- _Objective_: Return the listing below word for word.

- _Collected data_:
******
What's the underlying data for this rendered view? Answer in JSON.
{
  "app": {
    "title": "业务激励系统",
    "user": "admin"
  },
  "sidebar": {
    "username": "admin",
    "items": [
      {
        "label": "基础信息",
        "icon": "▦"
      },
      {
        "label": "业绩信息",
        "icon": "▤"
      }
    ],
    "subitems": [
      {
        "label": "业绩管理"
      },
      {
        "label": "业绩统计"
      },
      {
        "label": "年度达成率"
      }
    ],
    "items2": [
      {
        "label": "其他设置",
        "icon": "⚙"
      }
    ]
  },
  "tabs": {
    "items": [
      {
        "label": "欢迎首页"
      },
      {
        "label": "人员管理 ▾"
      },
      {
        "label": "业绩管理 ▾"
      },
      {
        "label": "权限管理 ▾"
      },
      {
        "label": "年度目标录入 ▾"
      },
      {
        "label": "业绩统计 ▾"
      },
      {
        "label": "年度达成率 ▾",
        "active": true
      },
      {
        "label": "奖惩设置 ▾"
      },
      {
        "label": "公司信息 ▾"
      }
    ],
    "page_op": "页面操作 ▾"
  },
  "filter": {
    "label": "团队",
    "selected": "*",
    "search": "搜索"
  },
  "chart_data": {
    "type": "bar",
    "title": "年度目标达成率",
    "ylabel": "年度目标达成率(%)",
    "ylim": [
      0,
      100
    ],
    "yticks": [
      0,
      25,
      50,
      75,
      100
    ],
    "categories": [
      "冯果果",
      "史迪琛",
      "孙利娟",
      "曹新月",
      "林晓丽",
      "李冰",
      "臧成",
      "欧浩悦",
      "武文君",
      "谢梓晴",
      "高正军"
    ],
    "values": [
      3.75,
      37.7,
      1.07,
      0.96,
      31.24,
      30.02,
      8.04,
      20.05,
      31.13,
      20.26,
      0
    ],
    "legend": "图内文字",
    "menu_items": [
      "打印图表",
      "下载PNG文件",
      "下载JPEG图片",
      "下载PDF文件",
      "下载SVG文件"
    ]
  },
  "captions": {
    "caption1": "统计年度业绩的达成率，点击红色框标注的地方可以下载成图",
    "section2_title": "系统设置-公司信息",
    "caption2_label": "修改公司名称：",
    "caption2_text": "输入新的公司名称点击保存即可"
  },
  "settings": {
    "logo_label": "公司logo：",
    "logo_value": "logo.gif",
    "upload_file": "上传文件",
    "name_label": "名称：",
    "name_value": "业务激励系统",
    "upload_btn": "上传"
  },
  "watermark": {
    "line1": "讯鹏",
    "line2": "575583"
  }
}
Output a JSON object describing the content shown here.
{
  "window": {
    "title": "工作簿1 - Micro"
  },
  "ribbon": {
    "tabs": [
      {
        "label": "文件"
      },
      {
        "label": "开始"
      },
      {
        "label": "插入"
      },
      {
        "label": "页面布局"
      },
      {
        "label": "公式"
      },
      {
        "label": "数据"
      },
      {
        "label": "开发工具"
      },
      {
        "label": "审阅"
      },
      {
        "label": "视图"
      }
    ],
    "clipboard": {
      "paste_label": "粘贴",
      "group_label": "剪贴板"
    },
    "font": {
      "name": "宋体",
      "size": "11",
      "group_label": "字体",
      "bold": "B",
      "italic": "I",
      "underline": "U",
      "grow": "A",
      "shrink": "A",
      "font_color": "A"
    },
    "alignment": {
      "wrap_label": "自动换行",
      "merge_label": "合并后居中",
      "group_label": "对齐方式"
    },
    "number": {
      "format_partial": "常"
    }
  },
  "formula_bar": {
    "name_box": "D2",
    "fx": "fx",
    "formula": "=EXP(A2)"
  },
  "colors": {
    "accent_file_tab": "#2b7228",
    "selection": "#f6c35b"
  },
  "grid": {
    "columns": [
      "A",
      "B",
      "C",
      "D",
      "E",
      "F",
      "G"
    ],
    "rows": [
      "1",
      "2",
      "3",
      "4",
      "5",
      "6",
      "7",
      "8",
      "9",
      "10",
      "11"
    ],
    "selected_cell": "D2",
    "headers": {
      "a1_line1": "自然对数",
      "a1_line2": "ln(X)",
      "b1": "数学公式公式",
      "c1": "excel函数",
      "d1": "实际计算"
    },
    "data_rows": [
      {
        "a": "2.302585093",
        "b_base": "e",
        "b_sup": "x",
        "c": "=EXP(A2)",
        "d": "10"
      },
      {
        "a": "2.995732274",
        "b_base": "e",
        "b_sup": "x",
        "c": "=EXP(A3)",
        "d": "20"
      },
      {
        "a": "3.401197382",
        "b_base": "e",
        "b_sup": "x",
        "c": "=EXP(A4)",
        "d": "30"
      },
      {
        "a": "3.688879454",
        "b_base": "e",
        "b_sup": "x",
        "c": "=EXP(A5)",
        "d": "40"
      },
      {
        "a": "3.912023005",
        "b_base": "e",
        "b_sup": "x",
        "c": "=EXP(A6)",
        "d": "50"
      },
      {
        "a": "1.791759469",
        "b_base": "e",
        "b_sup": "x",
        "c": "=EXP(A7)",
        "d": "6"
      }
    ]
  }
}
******
- _Solved problem_:
What's the underlying data for this rendered view? Answer in JSON.
{
  "app": {
    "title": "业务激励系统",
    "user": "admin"
  },
  "sidebar": {
    "username": "admin",
    "items": [
      {
        "label": "基础信息",
        "icon": "▦"
      },
      {
        "label": "业绩信息",
        "icon": "▤"
      }
    ],
    "subitems": [
      {
        "label": "业绩管理"
      },
      {
        "label": "业绩统计"
      },
      {
        "label": "年度达成率"
      }
    ],
    "items2": [
      {
        "label": "其他设置",
        "icon": "⚙"
      }
    ]
  },
  "tabs": {
    "items": [
      {
        "label": "欢迎首页"
      },
      {
        "label": "人员管理 ▾"
      },
      {
        "label": "业绩管理 ▾"
      },
      {
        "label": "权限管理 ▾"
      },
      {
        "label": "年度目标录入 ▾"
      },
      {
        "label": "业绩统计 ▾"
      },
      {
        "label": "年度达成率 ▾",
        "active": true
      },
      {
        "label": "奖惩设置 ▾"
      },
      {
        "label": "公司信息 ▾"
      }
    ],
    "page_op": "页面操作 ▾"
  },
  "filter": {
    "label": "团队",
    "selected": "*",
    "search": "搜索"
  },
  "chart_data": {
    "type": "bar",
    "title": "年度目标达成率",
    "ylabel": "年度目标达成率(%)",
    "ylim": [
      0,
      100
    ],
    "yticks": [
      0,
      25,
      50,
      75,
      100
    ],
    "categories": [
      "冯果果",
      "史迪琛",
      "孙利娟",
      "曹新月",
      "林晓丽",
      "李冰",
      "臧成",
      "欧浩悦",
      "武文君",
      "谢梓晴",
      "高正军"
    ],
    "values": [
      3.75,
      37.7,
      1.07,
      0.96,
      31.24,
      30.02,
      8.04,
      20.05,
      31.13,
      20.26,
      0
    ],
    "legend": "图内文字",
    "menu_items": [
      "打印图表",
      "下载PNG文件",
      "下载JPEG图片",
      "下载PDF文件",
      "下载SVG文件"
    ]
  },
  "captions": {
    "caption1": "统计年度业绩的达成率，点击红色框标注的地方可以下载成图",
    "section2_title": "系统设置-公司信息",
    "caption2_label": "修改公司名称：",
    "caption2_text": "输入新的公司名称点击保存即可"
  },
  "settings": {
    "logo_label": "公司logo：",
    "logo_value": "logo.gif",
    "upload_file": "上传文件",
    "name_label": "名称：",
    "name_value": "业务激励系统",
    "upload_btn": "上传"
  },
  "watermark": {
    "line1": "讯鹏",
    "line2": "575583"
  }
}
Output a JSON object describing the content shown here.
{
  "window": {
    "title": "工作簿1 - Micro"
  },
  "ribbon": {
    "tabs": [
      {
        "label": "文件"
      },
      {
        "label": "开始"
      },
      {
        "label": "插入"
      },
      {
        "label": "页面布局"
      },
      {
        "label": "公式"
      },
      {
        "label": "数据"
      },
      {
        "label": "开发工具"
      },
      {
        "label": "审阅"
      },
      {
        "label": "视图"
      }
    ],
    "clipboard": {
      "paste_label": "粘贴",
      "group_label": "剪贴板"
    },
    "font": {
      "name": "宋体",
      "size": "11",
      "group_label": "字体",
      "bold": "B",
      "italic": "I",
      "underline": "U",
      "grow": "A",
      "shrink": "A",
      "font_color": "A"
    },
    "alignment": {
      "wrap_label": "自动换行",
      "merge_label": "合并后居中",
      "group_label": "对齐方式"
    },
    "number": {
      "format_partial": "常"
    }
  },
  "formula_bar": {
    "name_box": "D2",
    "fx": "fx",
    "formula": "=EXP(A2)"
  },
  "colors": {
    "accent_file_tab": "#2b7228",
    "selection": "#f6c35b"
  },
  "grid": {
    "columns": [
      "A",
      "B",
      "C",
      "D",
      "E",
      "F",
      "G"
    ],
    "rows": [
      "1",
      "2",
      "3",
      "4",
      "5",
      "6",
      "7",
      "8",
      "9",
      "10",
      "11"
    ],
    "selected_cell": "D2",
    "headers": {
      "a1_line1": "自然对数",
      "a1_line2": "ln(X)",
      "b1": "数学公式公式",
      "c1": "excel函数",
      "d1": "实际计算"
    },
    "data_rows": [
      {
        "a": "2.302585093",
        "b_base": "e",
        "b_sup": "x",
        "c": "=EXP(A2)",
        "d": "10"
      },
      {
        "a": "2.995732274",
        "b_base": "e",
        "b_sup": "x",
        "c": "=EXP(A3)",
        "d": "20"
      },
      {
        "a": "3.401197382",
        "b_base": "e",
        "b_sup": "x",
        "c": "=EXP(A4)",
        "d": "30"
      },
      {
        "a": "3.688879454",
        "b_base": "e",
        "b_sup": "x",
        "c": "=EXP(A5)",
        "d": "40"
      },
      {
        "a": "3.912023005",
        "b_base": "e",
        "b_sup": "x",
        "c": "=EXP(A6)",
        "d": "50"
      },
      {
        "a": "1.791759469",
        "b_base": "e",
        "b_sup": "x",
        "c": "=EXP(A7)",
        "d": "6"
      }
    ]
  }
}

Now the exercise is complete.